Extend the passage about the energy-saving storage method for machine learning data by writing what comes after its last sentence.

DOCUMENT SECTION ::
= = = = =

To effectively train, a machine learning model or large language model requires a massive amount of data. As a result, the kinds of databases that organizations use to store and distribute data today can quickly become resource drains, Liu says.
“That data can scale to a very scary level, like a petabyte, even exabyte,” Liu says. “Even one single point of storage efficiency will bring a very big difference in the energy cost.”
According to the paper, this storage solution reduces the amount of data that needs to be transferred from a network by 90% and improves energy efficiency by 10%. Together, that could also come with a reduction in dollars spent, too.
“When you store all the data in the cloud, storing more data size means you have to pay more, so it’s also cost effective,” Wu says.
Outside of the potential improvements for companies, Liu says using their storage solution could be a boon for developers, too.
For example, someone trying to train an object detection model relies on massive image datasets and platforms. In order to make those images usable for their model, they have to use platforms that download entire collections of image files in order to transform them into tensors. Their method cuts out that step entirely, speeding things up in the process.

= = = = =

DATASET CONTENT ::
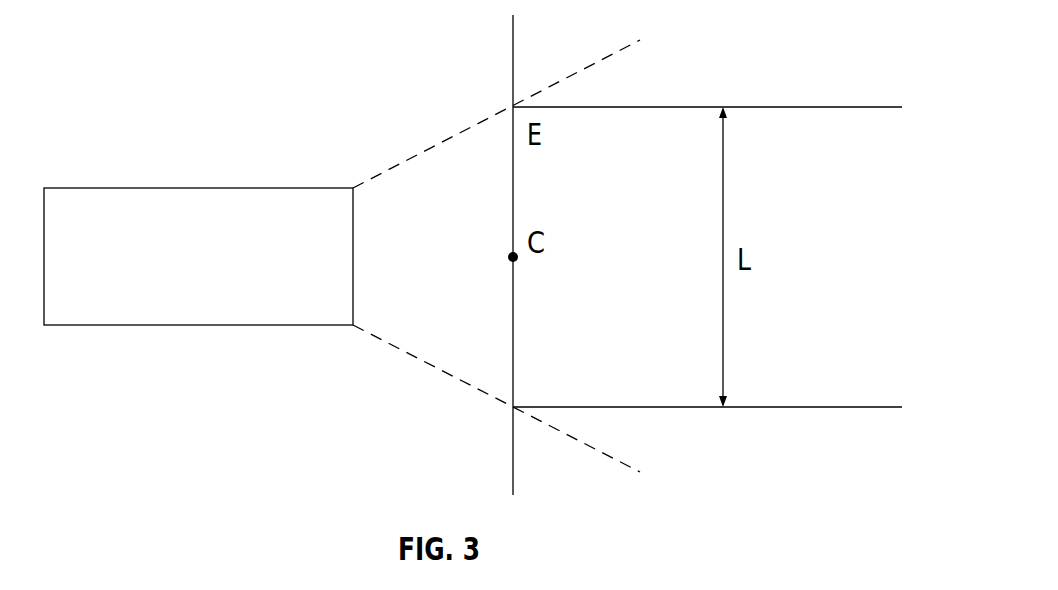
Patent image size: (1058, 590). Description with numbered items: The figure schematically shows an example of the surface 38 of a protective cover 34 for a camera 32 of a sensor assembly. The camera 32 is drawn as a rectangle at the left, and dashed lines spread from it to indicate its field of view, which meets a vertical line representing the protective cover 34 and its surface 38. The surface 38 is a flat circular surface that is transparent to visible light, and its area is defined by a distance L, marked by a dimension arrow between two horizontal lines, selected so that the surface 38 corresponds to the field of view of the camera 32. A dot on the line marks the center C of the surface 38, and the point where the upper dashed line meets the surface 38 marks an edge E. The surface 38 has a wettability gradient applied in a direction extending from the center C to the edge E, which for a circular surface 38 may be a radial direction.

= = = = =

ANSWER ::
“Any time the user wants to use the whole tensor or a part of a tensor, using our project they can say, ‘Hey, this portion of the data, can you help me grab it?’ and it will give it to you,” Liu says. “There’s no actual computation doing the transformation from the JPEG files into the tensors.”
With data storage on the minds of so many in the tech world, it took little time for Bao, Liu and Wu’s work to catch the attention of major industry players. After posting their work online, they were invited by Databricks, a global data and AI company, to present at its annual Data + AI Summit alongside the likes of Google, Apple and Nvidia.
For a team of students that had poured everything they had into their research not expecting to be recognized by the larger tech community, it was a welcome surprise.
“Nothing feels better than your research getting recognized,” Liu says. “That moment is huge.”